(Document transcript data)
☆ ☆ ☆

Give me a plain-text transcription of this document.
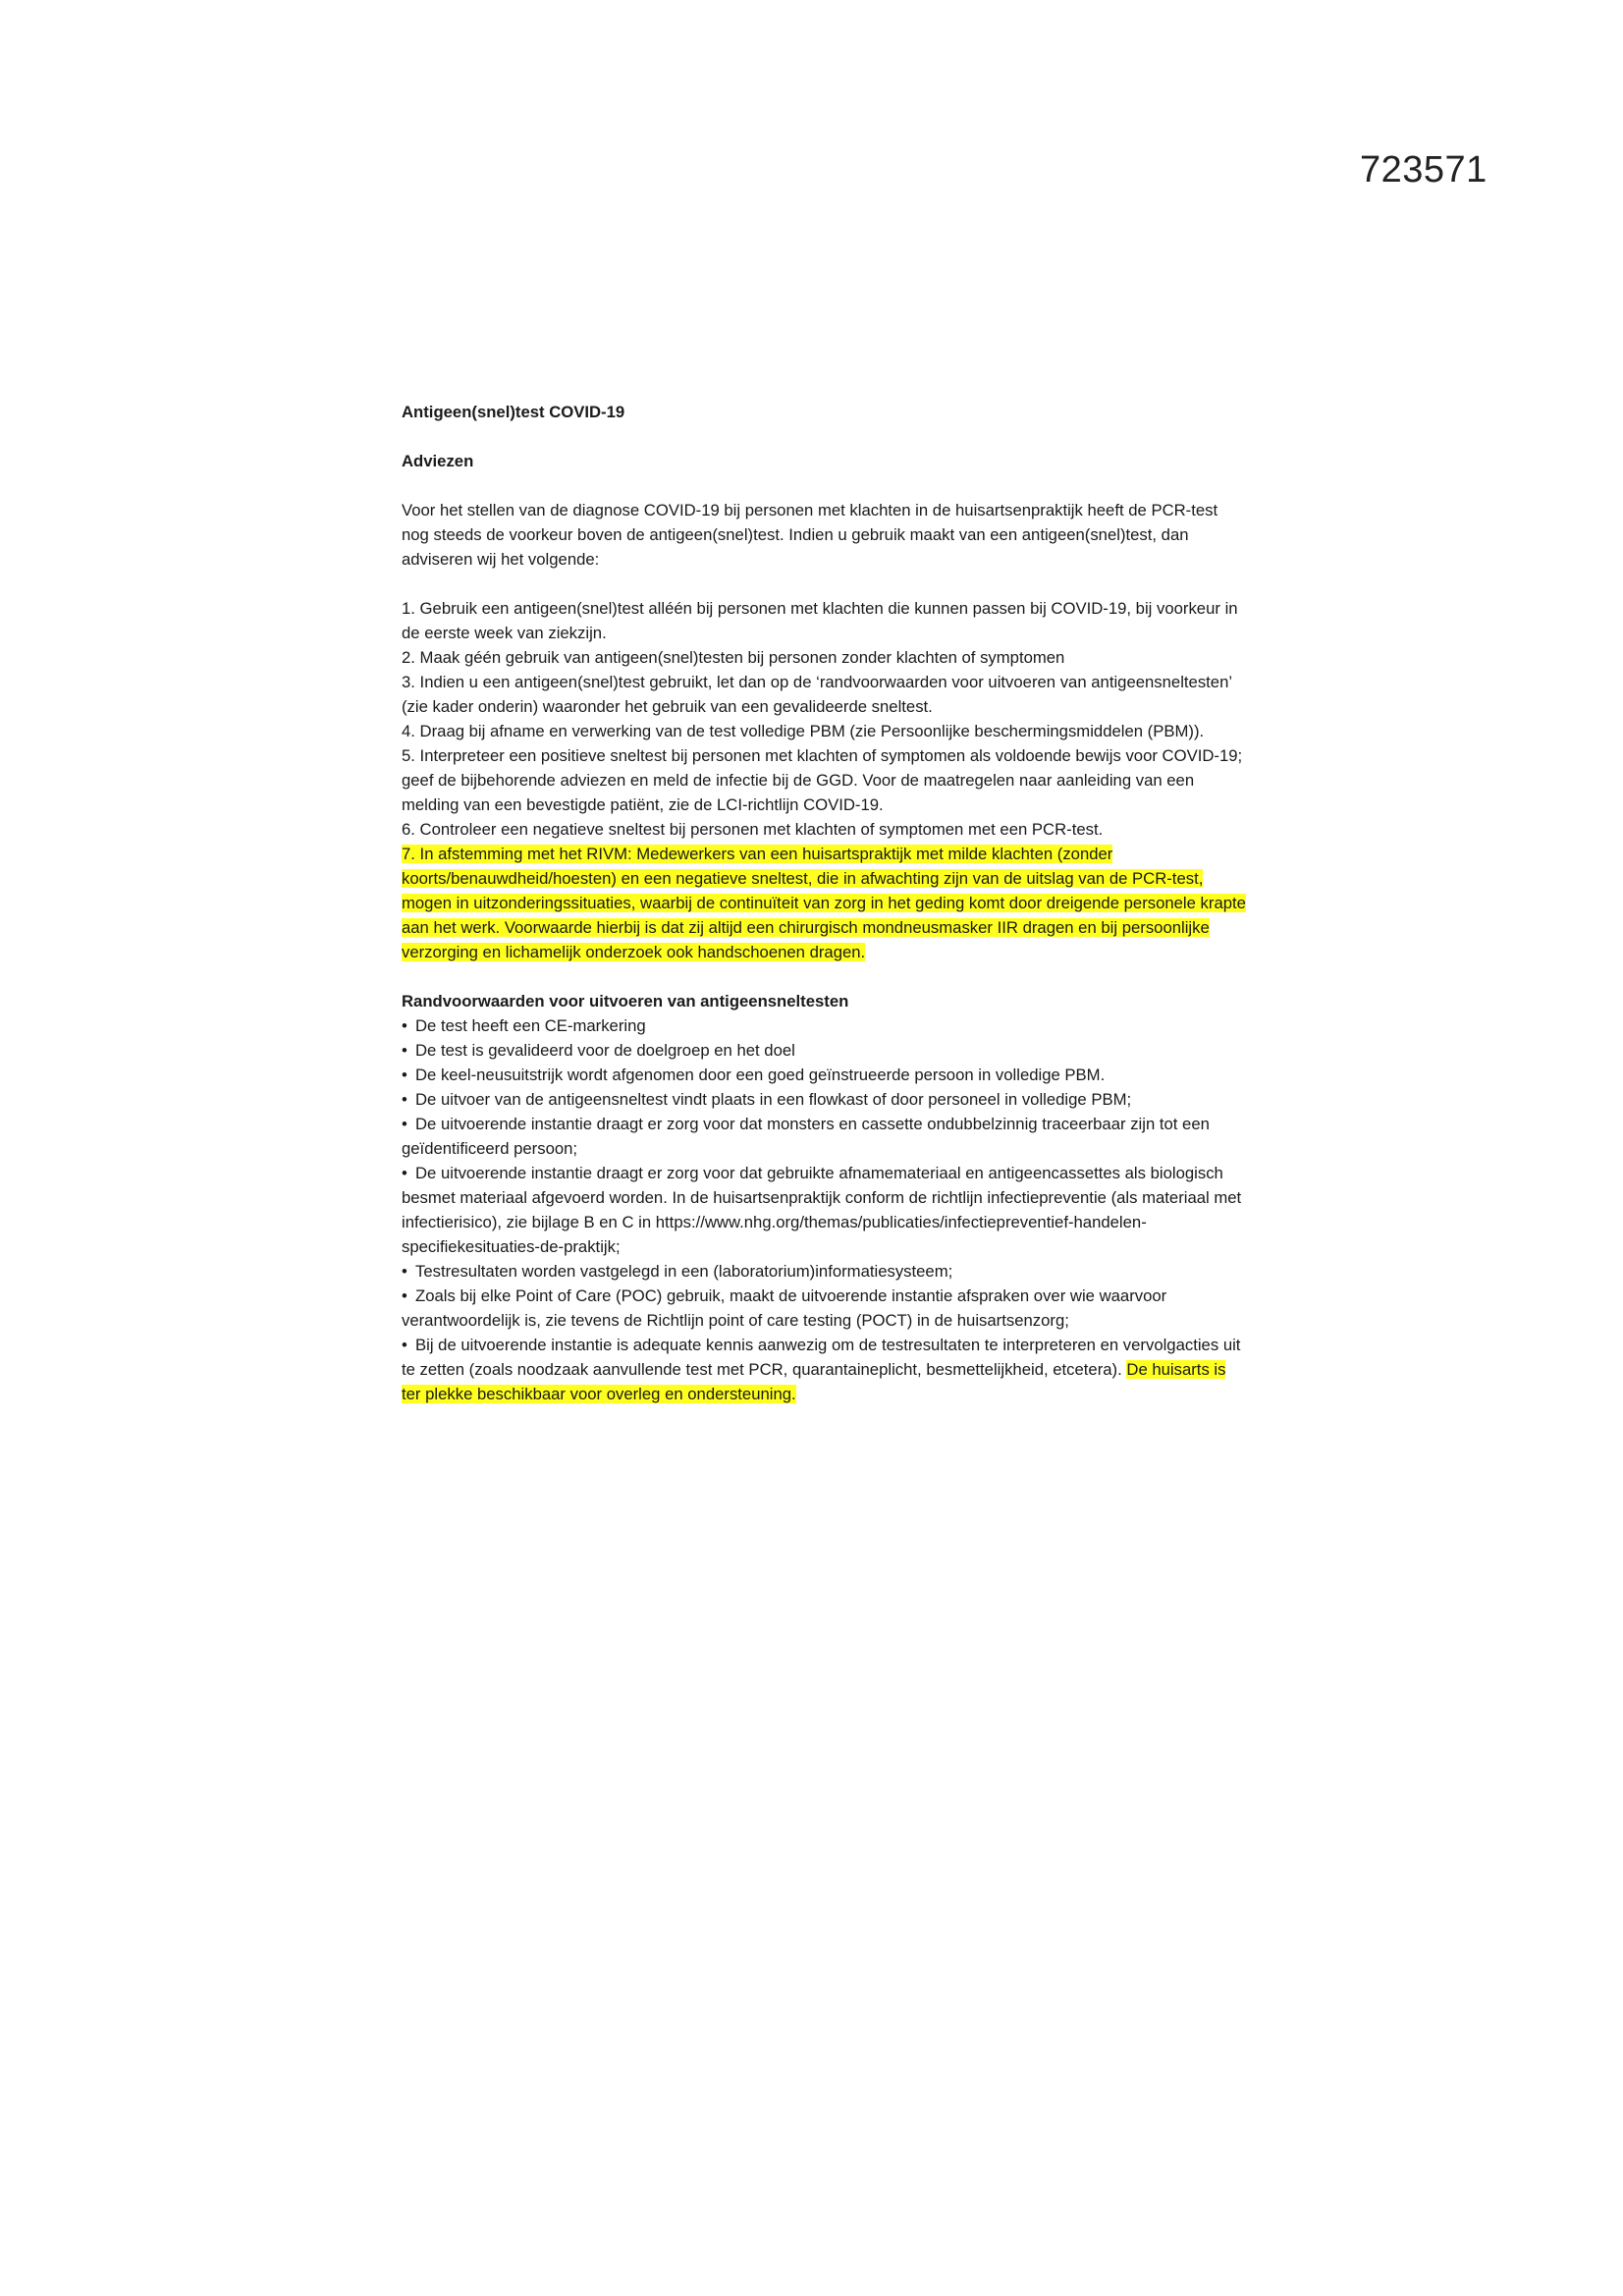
723571

Antigeen(snel)test COVID-19

Adviezen

Voor het stellen van de diagnose COVID-19 bij personen met klachten in de huisartsenpraktijk heeft de PCR-test nog steeds de voorkeur boven de antigeen(snel)test. Indien u gebruik maakt van een antigeen(snel)test, dan adviseren wij het volgende:

1. Gebruik een antigeen(snel)test alléén bij personen met klachten die kunnen passen bij COVID-19, bij voorkeur in de eerste week van ziekzijn.
2. Maak géén gebruik van antigeen(snel)testen bij personen zonder klachten of symptomen
3. Indien u een antigeen(snel)test gebruikt, let dan op de ‘randvoorwaarden voor uitvoeren van antigeensneltesten’ (zie kader onderin) waaronder het gebruik van een gevalideerde sneltest.
4. Draag bij afname en verwerking van de test volledige PBM (zie Persoonlijke beschermingsmiddelen (PBM)).
5. Interpreteer een positieve sneltest bij personen met klachten of symptomen als voldoende bewijs voor COVID-19; geef de bijbehorende adviezen en meld de infectie bij de GGD. Voor de maatregelen naar aanleiding van een melding van een bevestigde patiënt, zie de LCI-richtlijn COVID-19.
6. Controleer een negatieve sneltest bij personen met klachten of symptomen met een PCR-test.
7. In afstemming met het RIVM: Medewerkers van een huisartspraktijk met milde klachten (zonder koorts/benauwdheid/hoesten) en een negatieve sneltest, die in afwachting zijn van de uitslag van de PCR-test, mogen in uitzonderingssituaties, waarbij de continuïteit van zorg in het geding komt door dreigende personele krapte aan het werk. Voorwaarde hierbij is dat zij altijd een chirurgisch mondneusmasker IIR dragen en bij persoonlijke verzorging en lichamelijk onderzoek ook handschoenen dragen.

Randvoorwaarden voor uitvoeren van antigeensneltesten

• De test heeft een CE-markering
• De test is gevalideerd voor de doelgroep en het doel
• De keel-neusuitstrijk wordt afgenomen door een goed geïnstrueerde persoon in volledige PBM.
• De uitvoer van de antigeensneltest vindt plaats in een flowkast of door personeel in volledige PBM;
• De uitvoerende instantie draagt er zorg voor dat monsters en cassette ondubbelzinnig traceerbaar zijn tot een geïdentificeerd persoon;
• De uitvoerende instantie draagt er zorg voor dat gebruikte afnamemateriaal en antigeencassettes als biologisch besmet materiaal afgevoerd worden. In de huisartsenpraktijk conform de richtlijn infectiepreventie (als materiaal met infectierisico), zie bijlage B en C in https://www.nhg.org/themas/publicaties/infectiepreventief-handelen-specifiekesituaties-de-praktijk;
• Testresultaten worden vastgelegd in een (laboratorium)informatiesysteem;
• Zoals bij elke Point of Care (POC) gebruik, maakt de uitvoerende instantie afspraken over wie waarvoor verantwoordelijk is, zie tevens de Richtlijn point of care testing (POCT) in de huisartsenzorg;
• Bij de uitvoerende instantie is adequate kennis aanwezig om de testresultaten te interpreteren en vervolgacties uit te zetten (zoals noodzaak aanvullende test met PCR, quarantaineplicht, besmettelijkheid, etcetera). De huisarts is ter plekke beschikbaar voor overleg en ondersteuning.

☆ ☆ ☆

Leave every picture out. Retype the remaining data exactly.

* **Result for this exercise**
Give me a plain-text transcription of this document.
723571

Antigeen(snel)test COVID-19

Adviezen

Voor het stellen van de diagnose COVID-19 bij personen met klachten in de huisartsenpraktijk heeft de PCR-test nog steeds de voorkeur boven de antigeen(snel)test. Indien u gebruik maakt van een antigeen(snel)test, dan adviseren wij het volgende:

1. Gebruik een antigeen(snel)test alléén bij personen met klachten die kunnen passen bij COVID-19, bij voorkeur in de eerste week van ziekzijn.
2. Maak géén gebruik van antigeen(snel)testen bij personen zonder klachten of symptomen
3. Indien u een antigeen(snel)test gebruikt, let dan op de ‘randvoorwaarden voor uitvoeren van antigeensneltesten’ (zie kader onderin) waaronder het gebruik van een gevalideerde sneltest.
4. Draag bij afname en verwerking van de test volledige PBM (zie Persoonlijke beschermingsmiddelen (PBM)).
5. Interpreteer een positieve sneltest bij personen met klachten of symptomen als voldoende bewijs voor COVID-19; geef de bijbehorende adviezen en meld de infectie bij de GGD. Voor de maatregelen naar aanleiding van een melding van een bevestigde patiënt, zie de LCI-richtlijn COVID-19.
6. Controleer een negatieve sneltest bij personen met klachten of symptomen met een PCR-test.
7. In afstemming met het RIVM: Medewerkers van een huisartspraktijk met milde klachten (zonder koorts/benauwdheid/hoesten) en een negatieve sneltest, die in afwachting zijn van de uitslag van de PCR-test, mogen in uitzonderingssituaties, waarbij de continuïteit van zorg in het geding komt door dreigende personele krapte aan het werk. Voorwaarde hierbij is dat zij altijd een chirurgisch mondneusmasker IIR dragen en bij persoonlijke verzorging en lichamelijk onderzoek ook handschoenen dragen.

Randvoorwaarden voor uitvoeren van antigeensneltesten

• De test heeft een CE-markering
• De test is gevalideerd voor de doelgroep en het doel
• De keel-neusuitstrijk wordt afgenomen door een goed geïnstrueerde persoon in volledige PBM.
• De uitvoer van de antigeensneltest vindt plaats in een flowkast of door personeel in volledige PBM;
• De uitvoerende instantie draagt er zorg voor dat monsters en cassette ondubbelzinnig traceerbaar zijn tot een geïdentificeerd persoon;
• De uitvoerende instantie draagt er zorg voor dat gebruikte afnamemateriaal en antigeencassettes als biologisch besmet materiaal afgevoerd worden. In de huisartsenpraktijk conform de richtlijn infectiepreventie (als materiaal met infectierisico), zie bijlage B en C in https://www.nhg.org/themas/publicaties/infectiepreventief-handelen-specifiekesituaties-de-praktijk;
• Testresultaten worden vastgelegd in een (laboratorium)informatiesysteem;
• Zoals bij elke Point of Care (POC) gebruik, maakt de uitvoerende instantie afspraken over wie waarvoor verantwoordelijk is, zie tevens de Richtlijn point of care testing (POCT) in de huisartsenzorg;
• Bij de uitvoerende instantie is adequate kennis aanwezig om de testresultaten te interpreteren en vervolgacties uit te zetten (zoals noodzaak aanvullende test met PCR, quarantaineplicht, besmettelijkheid, etcetera). De huisarts is ter plekke beschikbaar voor overleg en ondersteuning.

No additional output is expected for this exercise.